Data excerpts
= = = = =

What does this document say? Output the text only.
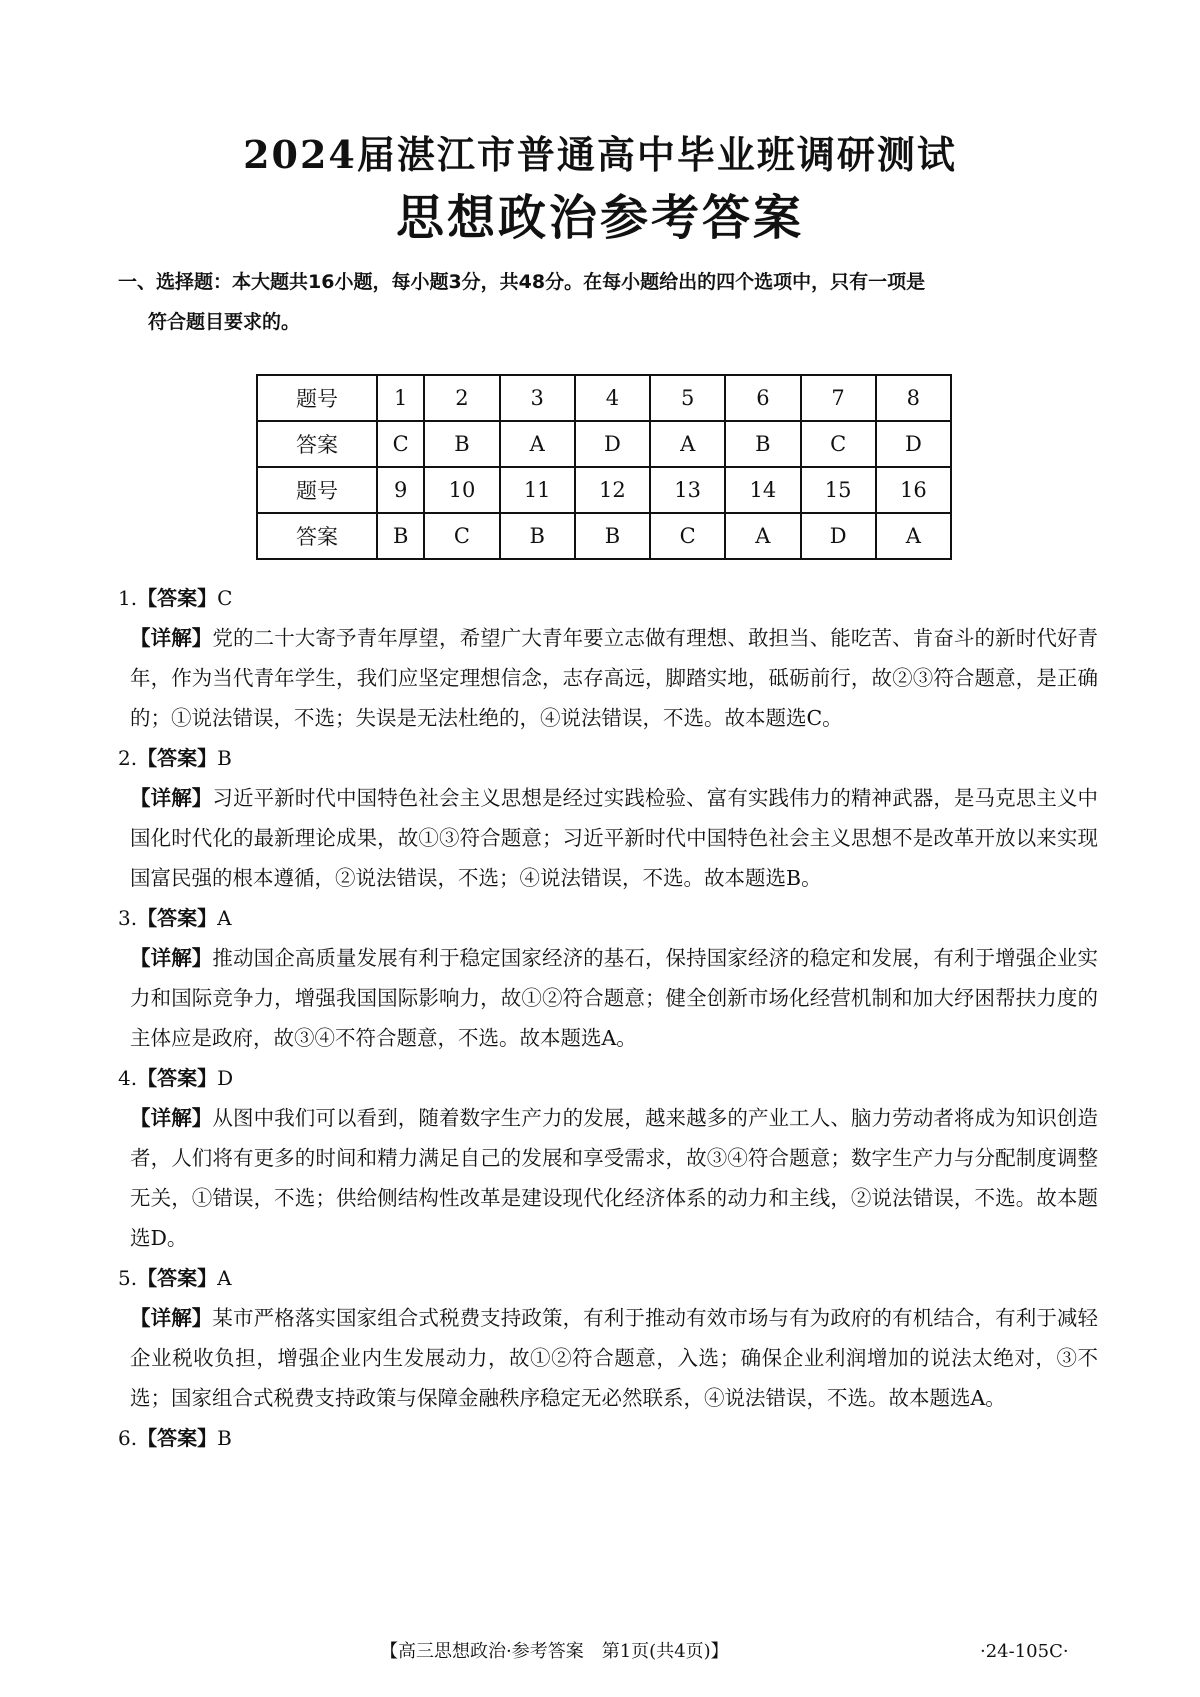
2024届湛江市普通高中毕业班调研测试
思想政治参考答案
一、选择题：本大题共16小题，每小题3分，共48分。在每小题给出的四个选项中，只有一项是
符合题目要求的。
题号	1	2	3	4	5	6	7	8
答案	C	B	A	D	A	B	C	D
题号	9	10	11	12	13	14	15	16
答案	B	C	B	B	C	A	D	A
1.【答案】C
【详解】党的二十大寄予青年厚望，希望广大青年要立志做有理想、敢担当、能吃苦、肯奋斗的新时代好青年，作为当代青年学生，我们应坚定理想信念，志存高远，脚踏实地，砥砺前行，故②③符合题意，是正确的；①说法错误，不选；失误是无法杜绝的，④说法错误，不选。故本题选C。
2.【答案】B
【详解】习近平新时代中国特色社会主义思想是经过实践检验、富有实践伟力的精神武器，是马克思主义中国化时代化的最新理论成果，故①③符合题意；习近平新时代中国特色社会主义思想不是改革开放以来实现国富民强的根本遵循，②说法错误，不选；④说法错误，不选。故本题选B。
3.【答案】A
【详解】推动国企高质量发展有利于稳定国家经济的基石，保持国家经济的稳定和发展，有利于增强企业实力和国际竞争力，增强我国国际影响力，故①②符合题意；健全创新市场化经营机制和加大纾困帮扶力度的主体应是政府，故③④不符合题意，不选。故本题选A。
4.【答案】D
【详解】从图中我们可以看到，随着数字生产力的发展，越来越多的产业工人、脑力劳动者将成为知识创造者，人们将有更多的时间和精力满足自己的发展和享受需求，故③④符合题意；数字生产力与分配制度调整无关，①错误，不选；供给侧结构性改革是建设现代化经济体系的动力和主线，②说法错误，不选。故本题选D。
5.【答案】A
【详解】某市严格落实国家组合式税费支持政策，有利于推动有效市场与有为政府的有机结合，有利于减轻企业税收负担，增强企业内生发展动力，故①②符合题意，入选；确保企业利润增加的说法太绝对，③不选；国家组合式税费支持政策与保障金融秩序稳定无必然联系，④说法错误，不选。故本题选A。
6.【答案】B
【高三思想政治·参考答案　第1页(共4页)】	·24-105C·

= = = = =

YOUR INSTRUCTIONS → Return every line of the records exactly as given, pictures excluded.

CORRECT OUTPUT →
What does this document say? Output the text only.
2024届湛江市普通高中毕业班调研测试
思想政治参考答案
一、选择题：本大题共16小题，每小题3分，共48分。在每小题给出的四个选项中，只有一项是
符合题目要求的。
题号	1	2	3	4	5	6	7	8
答案	C	B	A	D	A	B	C	D
题号	9	10	11	12	13	14	15	16
答案	B	C	B	B	C	A	D	A
1.【答案】C
【详解】党的二十大寄予青年厚望，希望广大青年要立志做有理想、敢担当、能吃苦、肯奋斗的新时代好青年，作为当代青年学生，我们应坚定理想信念，志存高远，脚踏实地，砥砺前行，故②③符合题意，是正确的；①说法错误，不选；失误是无法杜绝的，④说法错误，不选。故本题选C。
2.【答案】B
【详解】习近平新时代中国特色社会主义思想是经过实践检验、富有实践伟力的精神武器，是马克思主义中国化时代化的最新理论成果，故①③符合题意；习近平新时代中国特色社会主义思想不是改革开放以来实现国富民强的根本遵循，②说法错误，不选；④说法错误，不选。故本题选B。
3.【答案】A
【详解】推动国企高质量发展有利于稳定国家经济的基石，保持国家经济的稳定和发展，有利于增强企业实力和国际竞争力，增强我国国际影响力，故①②符合题意；健全创新市场化经营机制和加大纾困帮扶力度的主体应是政府，故③④不符合题意，不选。故本题选A。
4.【答案】D
【详解】从图中我们可以看到，随着数字生产力的发展，越来越多的产业工人、脑力劳动者将成为知识创造者，人们将有更多的时间和精力满足自己的发展和享受需求，故③④符合题意；数字生产力与分配制度调整无关，①错误，不选；供给侧结构性改革是建设现代化经济体系的动力和主线，②说法错误，不选。故本题选D。
5.【答案】A
【详解】某市严格落实国家组合式税费支持政策，有利于推动有效市场与有为政府的有机结合，有利于减轻企业税收负担，增强企业内生发展动力，故①②符合题意，入选；确保企业利润增加的说法太绝对，③不选；国家组合式税费支持政策与保障金融秩序稳定无必然联系，④说法错误，不选。故本题选A。
6.【答案】B
【高三思想政治·参考答案　第1页(共4页)】	·24-105C·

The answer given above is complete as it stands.